— BEGIN —

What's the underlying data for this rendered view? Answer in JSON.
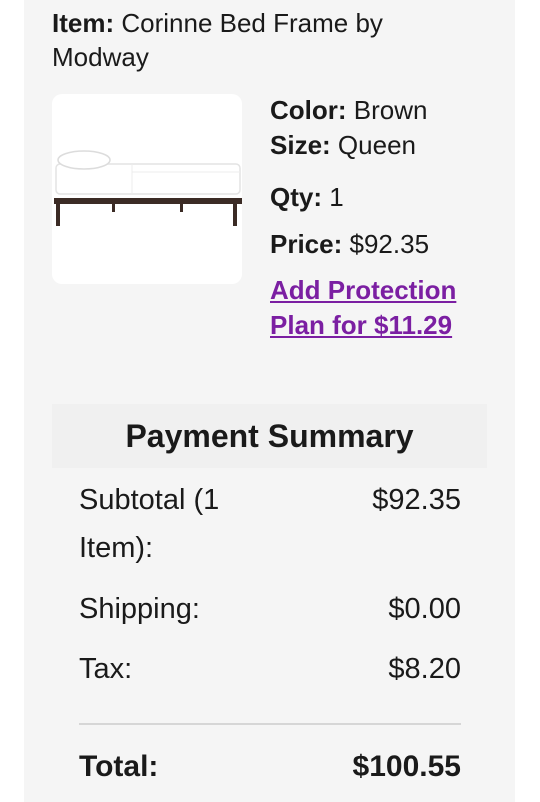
{
  "item": {
    "label": "Item:",
    "name": "Corinne Bed Frame by Modway"
  },
  "details": {
    "color_label": "Color:",
    "color_value": "Brown",
    "size_label": "Size:",
    "size_value": "Queen",
    "qty_label": "Qty:",
    "qty_value": "1",
    "price_label": "Price:",
    "price_value": "$92.35",
    "protection_link": "Add Protection Plan for $11.29"
  },
  "summary": {
    "title": "Payment Summary",
    "subtotal_label": "Subtotal (1 Item):",
    "subtotal_value": "$92.35",
    "shipping_label": "Shipping:",
    "shipping_value": "$0.00",
    "tax_label": "Tax:",
    "tax_value": "$8.20",
    "total_label": "Total:",
    "total_value": "$100.55"
  },
  "colors": {
    "link": "#7b1fa2",
    "panel_background": "#f5f5f5",
    "frame": "#3b2b25"
  },
  "image": {
    "icon": "bed-frame-product-image"
  }
}
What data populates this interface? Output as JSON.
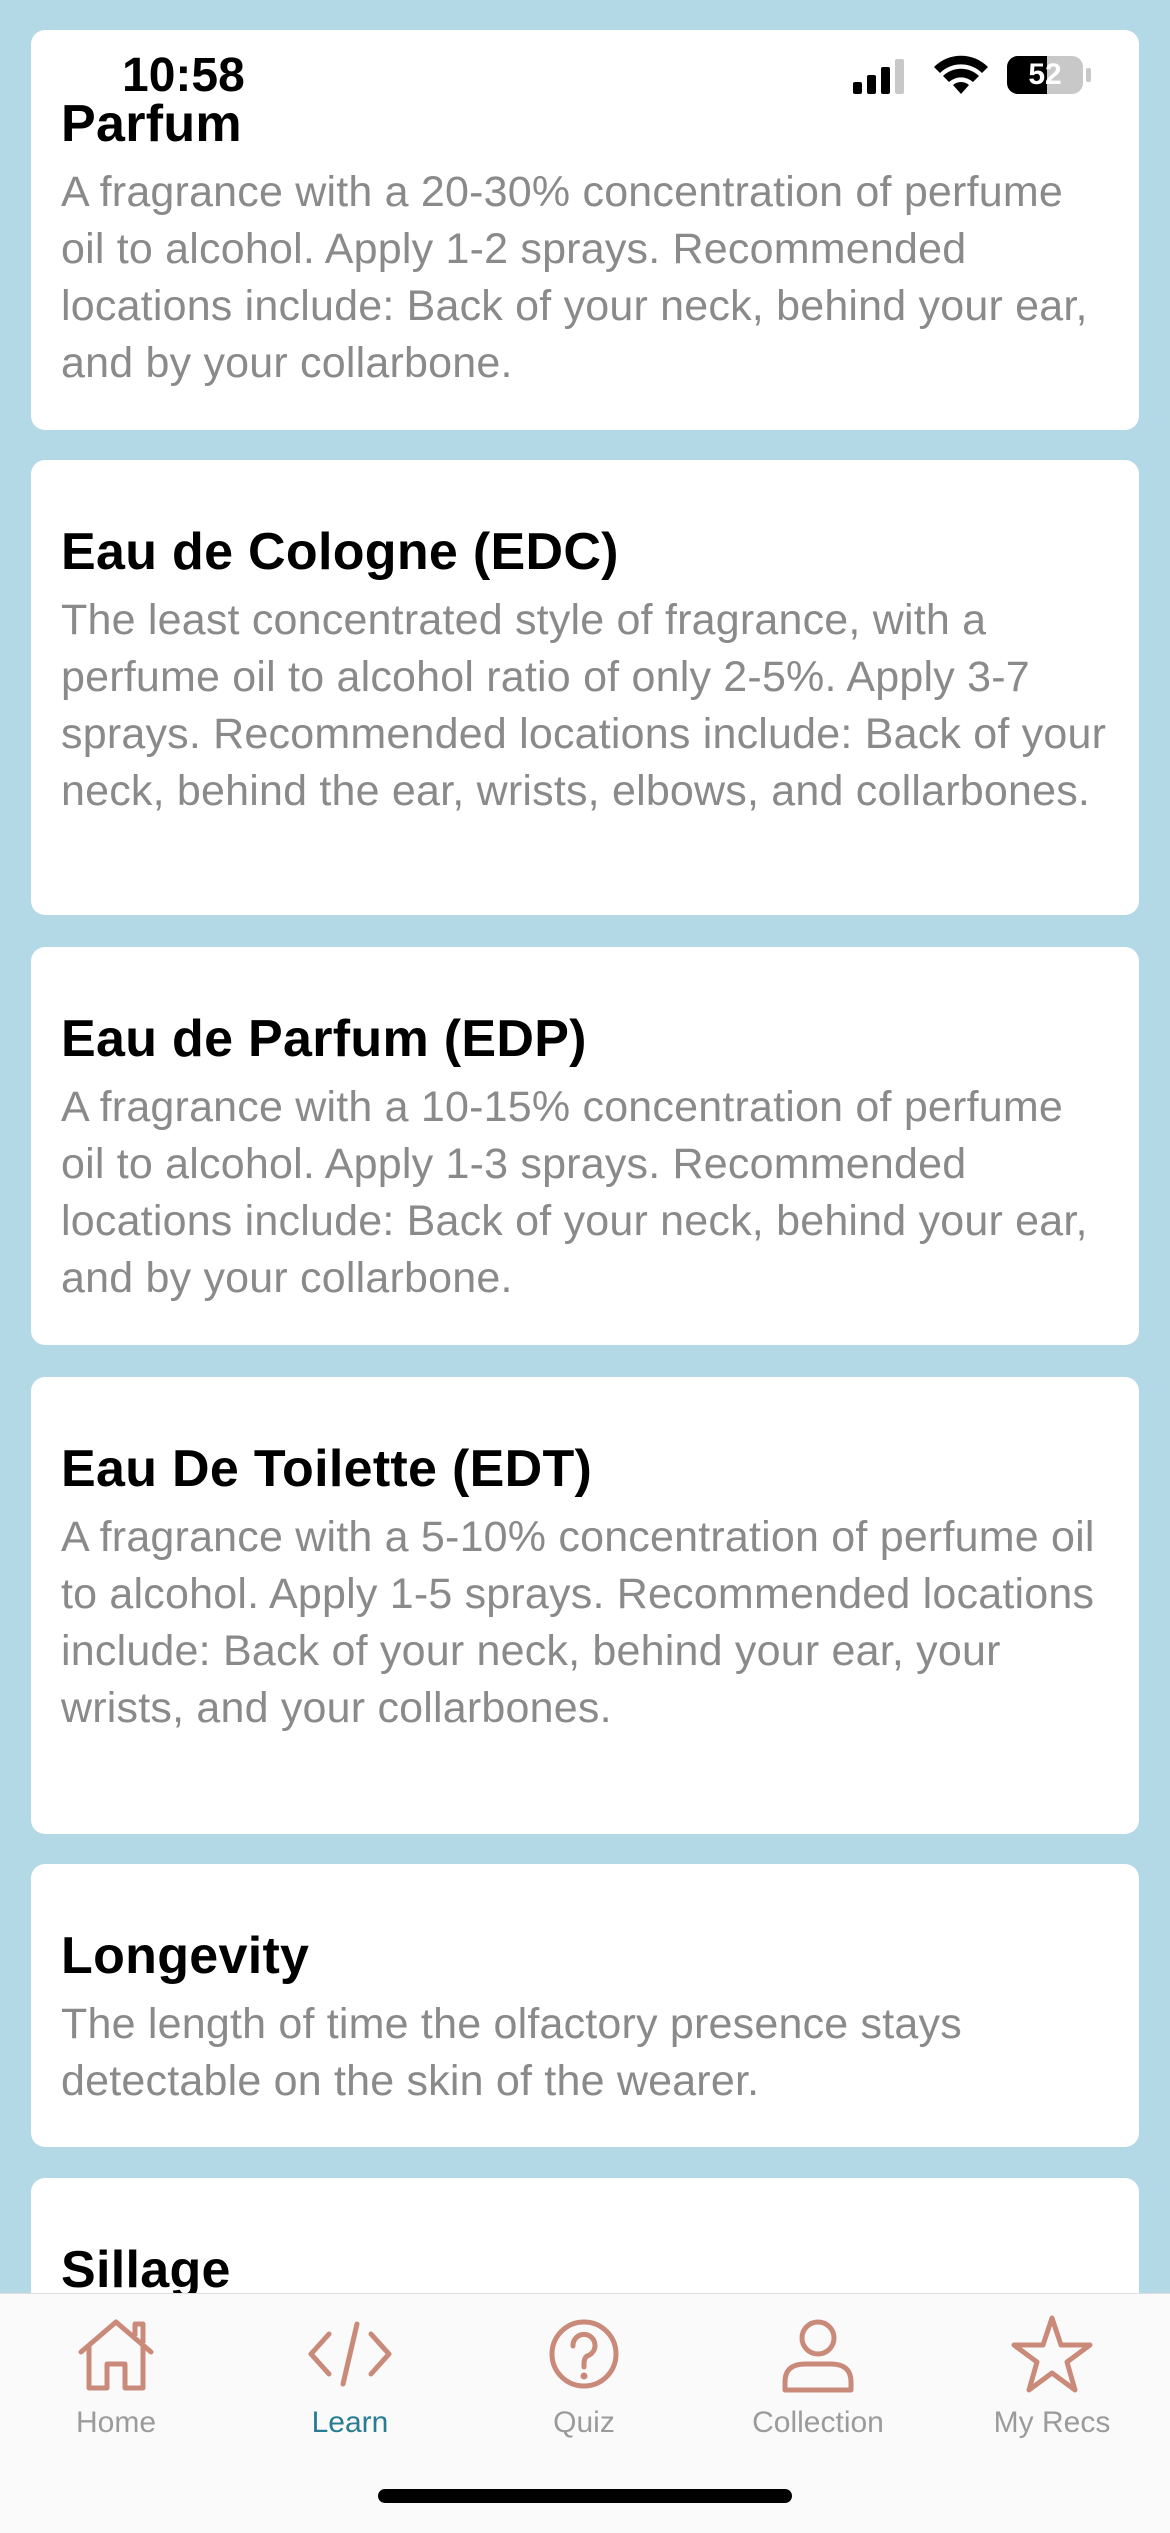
{
  "status_bar": {
    "time": "10:58",
    "battery": "52"
  },
  "cards": [
    {
      "title": "Parfum",
      "body": "A fragrance with a 20-30% concentration of perfume oil to alcohol. Apply 1-2 sprays. Recommended locations include: Back of your neck, behind your ear, and by your collarbone."
    },
    {
      "title": "Eau de Cologne (EDC)",
      "body": "The least concentrated style of fragrance, with a perfume oil to alcohol ratio of only 2-5%. Apply 3-7 sprays. Recommended locations include: Back of your neck, behind the ear, wrists, elbows, and collarbones."
    },
    {
      "title": "Eau de Parfum (EDP)",
      "body": "A fragrance with a 10-15% concentration of perfume oil to alcohol. Apply 1-3 sprays. Recommended locations include: Back of your neck, behind your ear, and by your collarbone."
    },
    {
      "title": "Eau De Toilette (EDT)",
      "body": "A fragrance with a 5-10% concentration of perfume oil to alcohol. Apply 1-5 sprays. Recommended locations include: Back of your neck, behind your ear, your wrists, and your collarbones."
    },
    {
      "title": "Longevity",
      "body": "The length of time the olfactory presence stays detectable on the skin of the wearer."
    },
    {
      "title": "Sillage",
      "body": ""
    }
  ],
  "tabs": [
    {
      "label": "Home",
      "icon": "home-icon"
    },
    {
      "label": "Learn",
      "icon": "code-icon",
      "active": true
    },
    {
      "label": "Quiz",
      "icon": "question-icon"
    },
    {
      "label": "Collection",
      "icon": "person-icon"
    },
    {
      "label": "My Recs",
      "icon": "star-icon"
    }
  ],
  "colors": {
    "background": "#b3d8e6",
    "tab_icon": "#c98a7a",
    "tab_active_label": "#2a7c93"
  }
}
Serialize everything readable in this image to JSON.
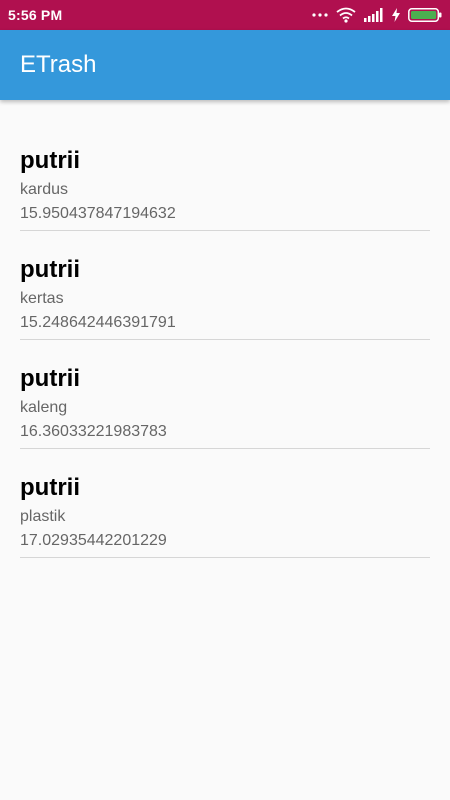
{
  "status_bar": {
    "time": "5:56 PM",
    "colors": {
      "background": "#b0104f",
      "battery_fill": "#4caf50"
    },
    "icons": [
      "more-dots-icon",
      "wifi-icon",
      "signal-icon",
      "charging-icon",
      "battery-icon"
    ]
  },
  "app_bar": {
    "title": "ETrash",
    "color": "#3498db"
  },
  "items": [
    {
      "name": "putrii",
      "category": "kardus",
      "value": "15.950437847194632"
    },
    {
      "name": "putrii",
      "category": "kertas",
      "value": "15.248642446391791"
    },
    {
      "name": "putrii",
      "category": "kaleng",
      "value": "16.36033221983783"
    },
    {
      "name": "putrii",
      "category": "plastik",
      "value": "17.02935442201229"
    }
  ]
}
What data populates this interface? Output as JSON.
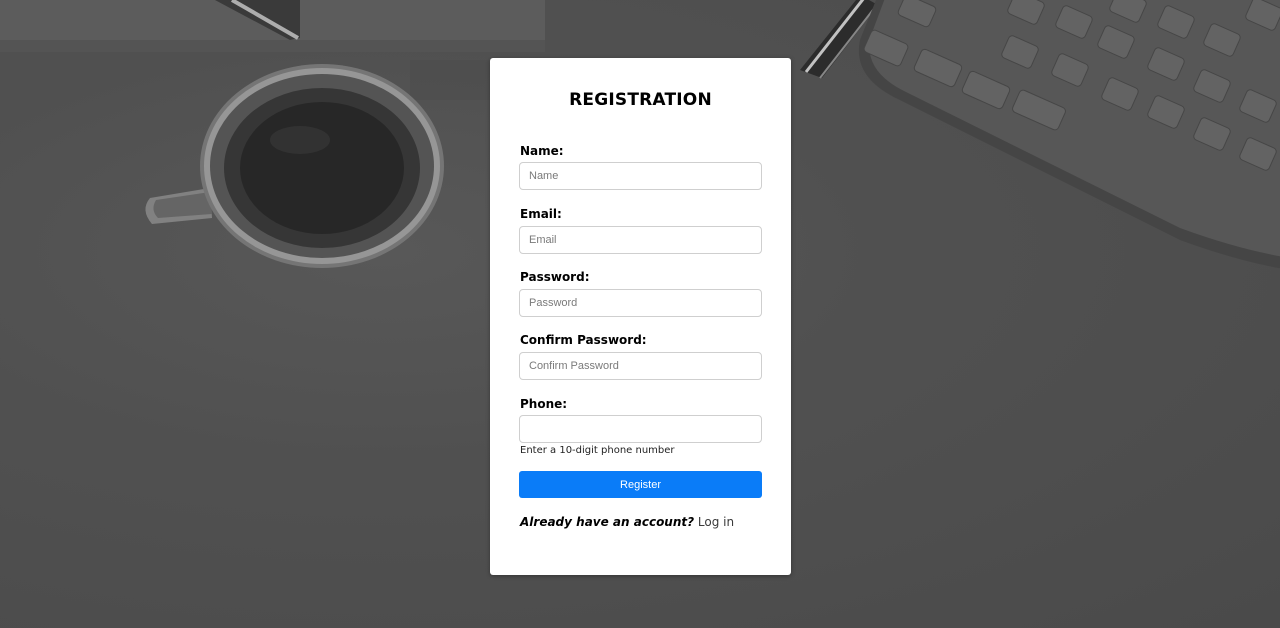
{
  "form": {
    "title": "REGISTRATION",
    "fields": [
      {
        "label": "Name:",
        "placeholder": "Name",
        "value": ""
      },
      {
        "label": "Email:",
        "placeholder": "Email",
        "value": ""
      },
      {
        "label": "Password:",
        "placeholder": "Password",
        "value": ""
      },
      {
        "label": "Confirm Password:",
        "placeholder": "Confirm Password",
        "value": ""
      },
      {
        "label": "Phone:",
        "placeholder": "",
        "value": ""
      }
    ],
    "phone_hint": "Enter a 10-digit phone number",
    "submit_label": "Register",
    "footer_question": "Already have an account?",
    "login_link_label": "Log in"
  },
  "colors": {
    "accent": "#0a7cf8",
    "card_background": "#ffffff",
    "page_background": "#575757"
  }
}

— END —

=== Set task ===
Transcribe the records verbatim and omit the images.

=== Reply to the task ===
What's the underlying data for this rendered view? Answer in JSON.
{
  "item": {
    "label": "Item:",
    "name": "Corinne Bed Frame by Modway"
  },
  "details": {
    "color_label": "Color:",
    "color_value": "Brown",
    "size_label": "Size:",
    "size_value": "Queen",
    "qty_label": "Qty:",
    "qty_value": "1",
    "price_label": "Price:",
    "price_value": "$92.35",
    "protection_link": "Add Protection Plan for $11.29"
  },
  "summary": {
    "title": "Payment Summary",
    "subtotal_label": "Subtotal (1 Item):",
    "subtotal_value": "$92.35",
    "shipping_label": "Shipping:",
    "shipping_value": "$0.00",
    "tax_label": "Tax:",
    "tax_value": "$8.20",
    "total_label": "Total:",
    "total_value": "$100.55"
  },
  "colors": {
    "link": "#7b1fa2",
    "panel_background": "#f5f5f5",
    "frame": "#3b2b25"
  },
  "image": {
    "icon": "bed-frame-product-image"
  }
}
What data populates this interface? Output as JSON.
{
  "status_bar": {
    "time": "10:58",
    "battery": "52"
  },
  "cards": [
    {
      "title": "Parfum",
      "body": "A fragrance with a 20-30% concentration of perfume oil to alcohol. Apply 1-2 sprays. Recommended locations include: Back of your neck, behind your ear, and by your collarbone."
    },
    {
      "title": "Eau de Cologne (EDC)",
      "body": "The least concentrated style of fragrance, with a perfume oil to alcohol ratio of only 2-5%. Apply 3-7 sprays. Recommended locations include: Back of your neck, behind the ear, wrists, elbows, and collarbones."
    },
    {
      "title": "Eau de Parfum (EDP)",
      "body": "A fragrance with a 10-15% concentration of perfume oil to alcohol. Apply 1-3 sprays. Recommended locations include: Back of your neck, behind your ear, and by your collarbone."
    },
    {
      "title": "Eau De Toilette (EDT)",
      "body": "A fragrance with a 5-10% concentration of perfume oil to alcohol. Apply 1-5 sprays. Recommended locations include: Back of your neck, behind your ear, your wrists, and your collarbones."
    },
    {
      "title": "Longevity",
      "body": "The length of time the olfactory presence stays detectable on the skin of the wearer."
    },
    {
      "title": "Sillage",
      "body": ""
    }
  ],
  "tabs": [
    {
      "label": "Home",
      "icon": "home-icon"
    },
    {
      "label": "Learn",
      "icon": "code-icon",
      "active": true
    },
    {
      "label": "Quiz",
      "icon": "question-icon"
    },
    {
      "label": "Collection",
      "icon": "person-icon"
    },
    {
      "label": "My Recs",
      "icon": "star-icon"
    }
  ],
  "colors": {
    "background": "#b3d8e6",
    "tab_icon": "#c98a7a",
    "tab_active_label": "#2a7c93"
  }
}
Serialize everything readable in this image to JSON.
{
  "status_bar": {
    "time": "5:56 PM",
    "colors": {
      "background": "#b0104f",
      "battery_fill": "#4caf50"
    },
    "icons": [
      "more-dots-icon",
      "wifi-icon",
      "signal-icon",
      "charging-icon",
      "battery-icon"
    ]
  },
  "app_bar": {
    "title": "ETrash",
    "color": "#3498db"
  },
  "items": [
    {
      "name": "putrii",
      "category": "kardus",
      "value": "15.950437847194632"
    },
    {
      "name": "putrii",
      "category": "kertas",
      "value": "15.248642446391791"
    },
    {
      "name": "putrii",
      "category": "kaleng",
      "value": "16.36033221983783"
    },
    {
      "name": "putrii",
      "category": "plastik",
      "value": "17.02935442201229"
    }
  ]
}
What data populates this interface? Output as JSON.
{
  "form": {
    "title": "REGISTRATION",
    "fields": [
      {
        "label": "Name:",
        "placeholder": "Name",
        "value": ""
      },
      {
        "label": "Email:",
        "placeholder": "Email",
        "value": ""
      },
      {
        "label": "Password:",
        "placeholder": "Password",
        "value": ""
      },
      {
        "label": "Confirm Password:",
        "placeholder": "Confirm Password",
        "value": ""
      },
      {
        "label": "Phone:",
        "placeholder": "",
        "value": ""
      }
    ],
    "phone_hint": "Enter a 10-digit phone number",
    "submit_label": "Register",
    "footer_question": "Already have an account?",
    "login_link_label": "Log in"
  },
  "colors": {
    "accent": "#0a7cf8",
    "card_background": "#ffffff",
    "page_background": "#575757"
  }
}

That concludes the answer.